◆ **TASK TO CARRY OUT**: Reproduce the listing exactly, with no pictures in your copy.

◆ **MATERIAL TO PROCESS**:
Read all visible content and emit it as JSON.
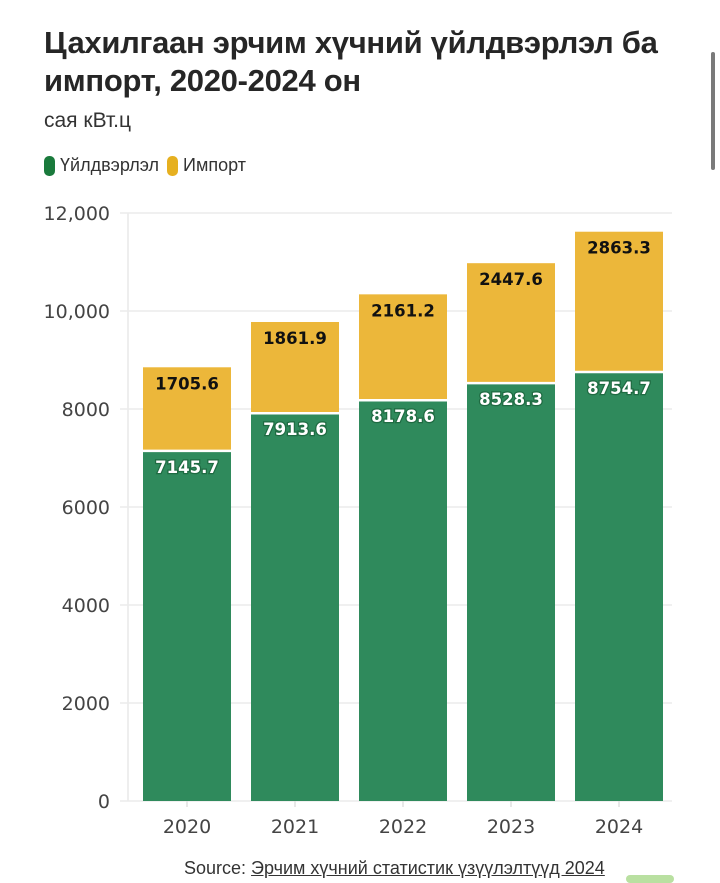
{
  "header": {
    "title": "Цахилгаан эрчим хүчний үйлдвэрлэл ба импорт, 2020-2024 он",
    "subtitle": "сая кВт.ц"
  },
  "legend": [
    {
      "label": "Үйлдвэрлэл",
      "color": "#1a7a3c"
    },
    {
      "label": "Импорт",
      "color": "#e6b020"
    }
  ],
  "source": {
    "prefix": "Source: ",
    "link_text": "Эрчим хүчний статистик үзүүлэлтүүд 2024"
  },
  "chart_data": {
    "type": "bar",
    "stacked": true,
    "title": "Цахилгаан эрчим хүчний үйлдвэрлэл ба импорт, 2020-2024 он",
    "subtitle": "сая кВт.ц",
    "xlabel": "",
    "ylabel": "",
    "categories": [
      "2020",
      "2021",
      "2022",
      "2023",
      "2024"
    ],
    "series": [
      {
        "name": "Үйлдвэрлэл",
        "color": "#2f8a5c",
        "label_color": "#ffffff",
        "values": [
          7145.7,
          7913.6,
          8178.6,
          8528.3,
          8754.7
        ]
      },
      {
        "name": "Импорт",
        "color": "#ecb73a",
        "label_color": "#111111",
        "values": [
          1705.6,
          1861.9,
          2161.2,
          2447.6,
          2863.3
        ]
      }
    ],
    "ylim": [
      0,
      12000
    ],
    "yticks": [
      0,
      2000,
      4000,
      6000,
      8000,
      10000,
      12000
    ],
    "ytick_labels": [
      "0",
      "2000",
      "4000",
      "6000",
      "8000",
      "10,000",
      "12,000"
    ],
    "grid": true,
    "legend_position": "top-left"
  }
}
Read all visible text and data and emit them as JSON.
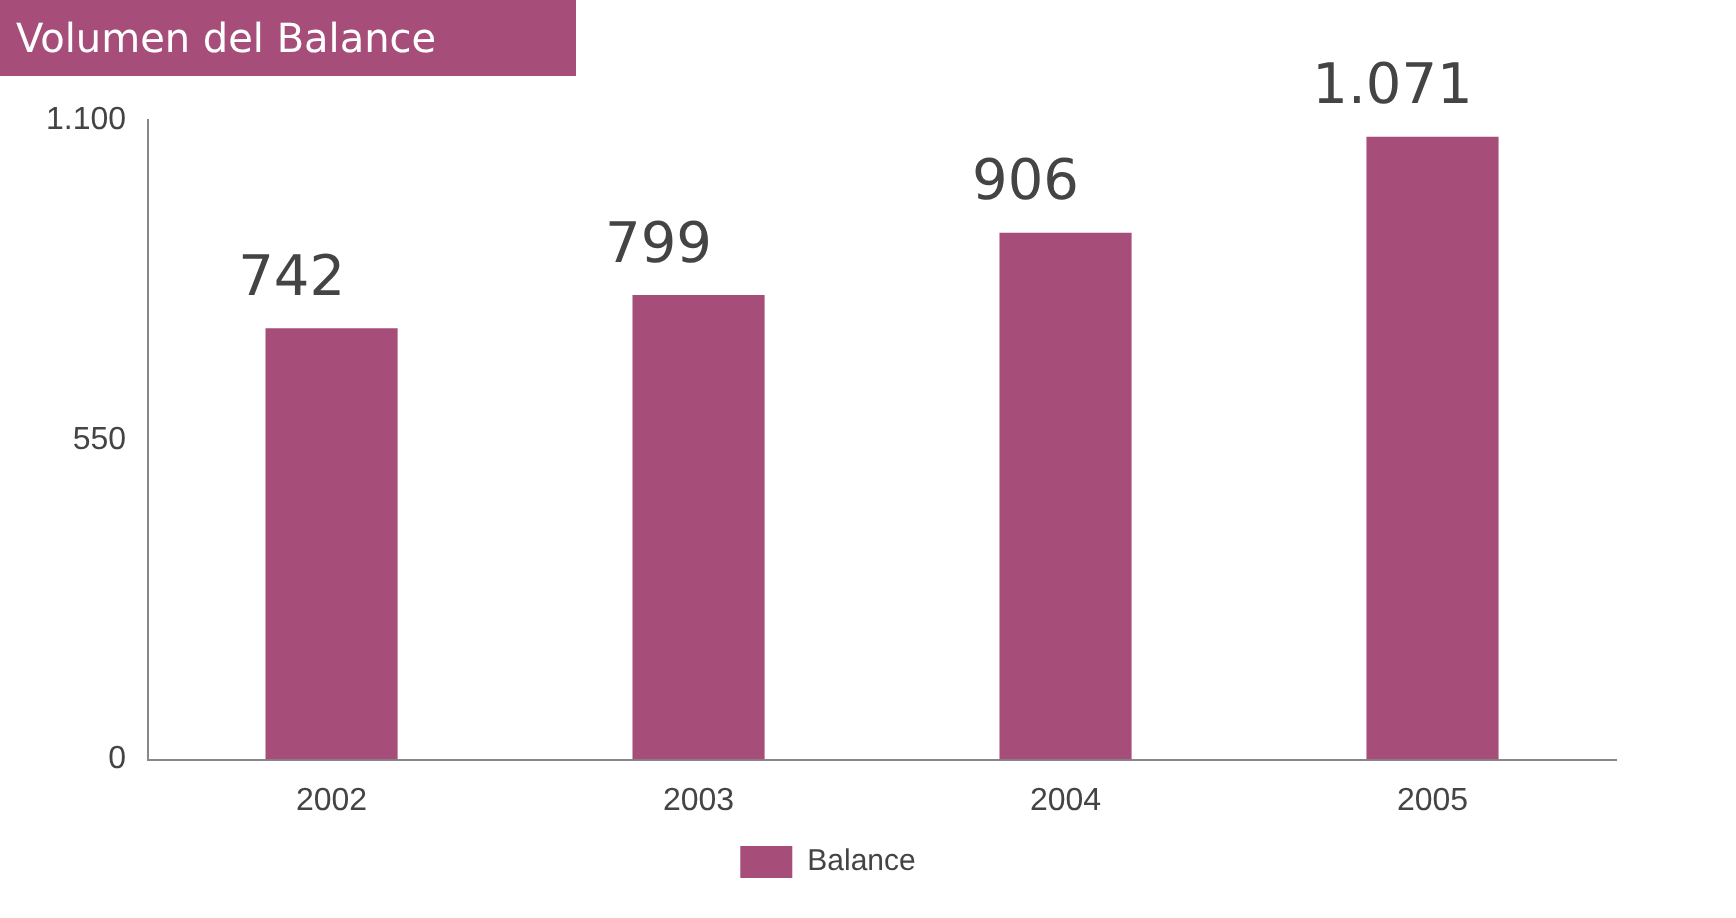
{
  "chart_data": {
    "type": "bar",
    "title": "Volumen del Balance",
    "categories": [
      "2002",
      "2003",
      "2004",
      "2005"
    ],
    "series": [
      {
        "name": "Balance",
        "color": "#a64d79",
        "values": [
          742,
          799,
          906,
          1071
        ],
        "value_labels": [
          "742",
          "799",
          "906",
          "1.071"
        ]
      }
    ],
    "ylim": [
      0,
      1100
    ],
    "yticks": [
      0,
      550,
      {
        "value": 1100,
        "label": "1.100"
      }
    ],
    "grid": false,
    "legend": "bottom"
  }
}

◆ **EXERCISE OUTPUT**:
Read all visible content and emit it as JSON.
{
  "header": {
    "title": "Цахилгаан эрчим хүчний үйлдвэрлэл ба импорт, 2020-2024 он",
    "subtitle": "сая кВт.ц"
  },
  "legend": [
    {
      "label": "Үйлдвэрлэл",
      "color": "#1a7a3c"
    },
    {
      "label": "Импорт",
      "color": "#e6b020"
    }
  ],
  "source": {
    "prefix": "Source: ",
    "link_text": "Эрчим хүчний статистик үзүүлэлтүүд 2024"
  },
  "chart_data": {
    "type": "bar",
    "stacked": true,
    "title": "Цахилгаан эрчим хүчний үйлдвэрлэл ба импорт, 2020-2024 он",
    "subtitle": "сая кВт.ц",
    "xlabel": "",
    "ylabel": "",
    "categories": [
      "2020",
      "2021",
      "2022",
      "2023",
      "2024"
    ],
    "series": [
      {
        "name": "Үйлдвэрлэл",
        "color": "#2f8a5c",
        "label_color": "#ffffff",
        "values": [
          7145.7,
          7913.6,
          8178.6,
          8528.3,
          8754.7
        ]
      },
      {
        "name": "Импорт",
        "color": "#ecb73a",
        "label_color": "#111111",
        "values": [
          1705.6,
          1861.9,
          2161.2,
          2447.6,
          2863.3
        ]
      }
    ],
    "ylim": [
      0,
      12000
    ],
    "yticks": [
      0,
      2000,
      4000,
      6000,
      8000,
      10000,
      12000
    ],
    "ytick_labels": [
      "0",
      "2000",
      "4000",
      "6000",
      "8000",
      "10,000",
      "12,000"
    ],
    "grid": true,
    "legend_position": "top-left"
  }
}
Read all visible text and data and emit them as JSON.
{
  "chart_data": {
    "type": "bar",
    "title": "Volumen del Balance",
    "categories": [
      "2002",
      "2003",
      "2004",
      "2005"
    ],
    "series": [
      {
        "name": "Balance",
        "color": "#a64d79",
        "values": [
          742,
          799,
          906,
          1071
        ],
        "value_labels": [
          "742",
          "799",
          "906",
          "1.071"
        ]
      }
    ],
    "ylim": [
      0,
      1100
    ],
    "yticks": [
      0,
      550,
      {
        "value": 1100,
        "label": "1.100"
      }
    ],
    "grid": false,
    "legend": "bottom"
  }
}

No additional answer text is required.